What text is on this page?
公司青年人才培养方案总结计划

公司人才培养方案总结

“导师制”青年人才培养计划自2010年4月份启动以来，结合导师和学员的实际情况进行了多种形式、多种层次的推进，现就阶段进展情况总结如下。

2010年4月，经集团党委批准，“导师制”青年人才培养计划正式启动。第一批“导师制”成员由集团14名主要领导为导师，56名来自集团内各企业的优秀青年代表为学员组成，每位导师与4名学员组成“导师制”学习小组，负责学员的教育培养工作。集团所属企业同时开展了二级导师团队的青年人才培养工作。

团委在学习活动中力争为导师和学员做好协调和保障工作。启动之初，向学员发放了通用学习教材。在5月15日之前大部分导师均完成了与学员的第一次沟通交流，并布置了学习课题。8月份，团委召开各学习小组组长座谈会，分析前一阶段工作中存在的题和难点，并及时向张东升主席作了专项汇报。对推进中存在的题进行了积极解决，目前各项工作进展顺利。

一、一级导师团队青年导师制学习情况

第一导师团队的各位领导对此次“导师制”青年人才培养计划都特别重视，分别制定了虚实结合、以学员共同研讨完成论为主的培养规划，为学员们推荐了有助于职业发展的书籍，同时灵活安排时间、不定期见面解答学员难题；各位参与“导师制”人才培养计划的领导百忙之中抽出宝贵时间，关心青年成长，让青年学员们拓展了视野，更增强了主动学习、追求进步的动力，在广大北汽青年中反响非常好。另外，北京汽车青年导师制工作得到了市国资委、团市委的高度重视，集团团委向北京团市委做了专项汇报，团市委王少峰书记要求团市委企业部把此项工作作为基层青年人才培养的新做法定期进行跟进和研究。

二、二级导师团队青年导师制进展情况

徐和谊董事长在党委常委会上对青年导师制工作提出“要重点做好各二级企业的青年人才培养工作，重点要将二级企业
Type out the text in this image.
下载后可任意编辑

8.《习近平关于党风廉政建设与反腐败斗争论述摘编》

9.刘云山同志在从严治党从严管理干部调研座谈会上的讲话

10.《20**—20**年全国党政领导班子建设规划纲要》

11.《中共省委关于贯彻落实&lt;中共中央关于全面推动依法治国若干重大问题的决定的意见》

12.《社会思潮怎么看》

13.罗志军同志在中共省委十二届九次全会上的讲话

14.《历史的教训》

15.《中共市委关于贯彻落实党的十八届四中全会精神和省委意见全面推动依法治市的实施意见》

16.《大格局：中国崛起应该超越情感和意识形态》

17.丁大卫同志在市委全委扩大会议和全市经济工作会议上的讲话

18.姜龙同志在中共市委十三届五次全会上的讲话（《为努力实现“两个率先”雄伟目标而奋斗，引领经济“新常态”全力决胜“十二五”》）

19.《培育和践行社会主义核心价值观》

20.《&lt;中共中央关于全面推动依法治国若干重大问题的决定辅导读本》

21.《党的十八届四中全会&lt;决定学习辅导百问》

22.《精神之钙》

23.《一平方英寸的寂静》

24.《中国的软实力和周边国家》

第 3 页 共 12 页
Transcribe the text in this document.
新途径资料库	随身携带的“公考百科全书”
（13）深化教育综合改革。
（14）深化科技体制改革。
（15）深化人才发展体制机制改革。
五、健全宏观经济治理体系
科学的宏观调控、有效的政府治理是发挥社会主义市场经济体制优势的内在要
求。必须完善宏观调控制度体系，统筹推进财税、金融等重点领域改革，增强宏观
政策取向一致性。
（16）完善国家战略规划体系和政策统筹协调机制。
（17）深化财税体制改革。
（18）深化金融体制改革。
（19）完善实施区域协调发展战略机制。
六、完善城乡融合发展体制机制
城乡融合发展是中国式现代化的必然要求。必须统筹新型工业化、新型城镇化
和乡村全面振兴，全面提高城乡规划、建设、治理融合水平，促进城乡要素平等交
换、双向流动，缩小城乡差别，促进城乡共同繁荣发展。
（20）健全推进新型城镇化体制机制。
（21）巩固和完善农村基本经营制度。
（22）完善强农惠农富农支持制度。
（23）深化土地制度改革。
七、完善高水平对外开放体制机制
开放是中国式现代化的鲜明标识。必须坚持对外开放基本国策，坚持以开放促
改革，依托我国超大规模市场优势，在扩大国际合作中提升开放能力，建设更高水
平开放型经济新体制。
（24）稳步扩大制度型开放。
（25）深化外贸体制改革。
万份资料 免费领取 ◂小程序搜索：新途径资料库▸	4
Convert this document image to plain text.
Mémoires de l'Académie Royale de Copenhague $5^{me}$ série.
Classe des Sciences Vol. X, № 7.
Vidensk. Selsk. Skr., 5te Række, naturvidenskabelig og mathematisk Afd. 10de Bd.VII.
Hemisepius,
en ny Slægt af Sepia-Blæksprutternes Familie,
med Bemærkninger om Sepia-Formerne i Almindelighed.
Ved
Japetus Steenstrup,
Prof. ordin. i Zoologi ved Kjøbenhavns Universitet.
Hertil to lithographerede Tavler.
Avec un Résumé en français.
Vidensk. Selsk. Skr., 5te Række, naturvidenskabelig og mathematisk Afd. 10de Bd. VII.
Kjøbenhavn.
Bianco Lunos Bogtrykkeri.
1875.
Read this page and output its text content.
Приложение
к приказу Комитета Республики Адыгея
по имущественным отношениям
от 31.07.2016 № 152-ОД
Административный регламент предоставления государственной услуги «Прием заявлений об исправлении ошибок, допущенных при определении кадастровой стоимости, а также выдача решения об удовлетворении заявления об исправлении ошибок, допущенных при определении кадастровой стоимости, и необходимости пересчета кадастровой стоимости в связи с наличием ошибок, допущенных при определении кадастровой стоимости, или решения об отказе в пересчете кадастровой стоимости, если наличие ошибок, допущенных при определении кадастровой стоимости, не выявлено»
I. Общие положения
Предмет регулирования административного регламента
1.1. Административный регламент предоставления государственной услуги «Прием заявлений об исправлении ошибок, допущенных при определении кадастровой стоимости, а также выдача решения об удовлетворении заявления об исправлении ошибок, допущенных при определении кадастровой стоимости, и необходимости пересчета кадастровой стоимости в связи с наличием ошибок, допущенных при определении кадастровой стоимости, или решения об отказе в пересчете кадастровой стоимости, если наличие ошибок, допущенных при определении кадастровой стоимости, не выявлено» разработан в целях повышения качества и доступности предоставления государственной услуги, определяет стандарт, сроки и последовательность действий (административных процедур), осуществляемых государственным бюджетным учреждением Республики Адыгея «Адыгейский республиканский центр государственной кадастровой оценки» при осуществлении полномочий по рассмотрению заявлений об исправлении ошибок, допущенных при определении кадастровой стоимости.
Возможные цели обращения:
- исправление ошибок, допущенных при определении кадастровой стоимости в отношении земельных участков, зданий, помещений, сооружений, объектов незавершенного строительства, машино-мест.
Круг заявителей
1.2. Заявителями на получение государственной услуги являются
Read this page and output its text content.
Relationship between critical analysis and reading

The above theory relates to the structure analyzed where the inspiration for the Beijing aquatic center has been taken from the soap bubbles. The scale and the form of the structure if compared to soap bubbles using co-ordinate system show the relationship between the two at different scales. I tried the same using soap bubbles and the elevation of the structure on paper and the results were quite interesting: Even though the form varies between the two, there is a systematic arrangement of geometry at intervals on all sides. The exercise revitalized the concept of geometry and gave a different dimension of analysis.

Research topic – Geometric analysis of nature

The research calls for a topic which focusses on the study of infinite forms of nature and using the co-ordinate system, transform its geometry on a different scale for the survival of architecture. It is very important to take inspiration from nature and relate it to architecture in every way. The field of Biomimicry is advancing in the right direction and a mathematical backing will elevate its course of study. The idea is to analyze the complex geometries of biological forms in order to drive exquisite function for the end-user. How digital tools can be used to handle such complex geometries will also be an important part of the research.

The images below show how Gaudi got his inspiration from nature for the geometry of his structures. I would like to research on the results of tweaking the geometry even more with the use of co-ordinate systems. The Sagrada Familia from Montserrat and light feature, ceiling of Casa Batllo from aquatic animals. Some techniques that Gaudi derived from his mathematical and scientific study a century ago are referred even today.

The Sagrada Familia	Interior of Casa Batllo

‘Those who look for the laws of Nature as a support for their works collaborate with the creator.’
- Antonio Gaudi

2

——————————

Look through the entries and work out how many lines have the word "Selsk" in them; reply with that number only.

* The completed task
2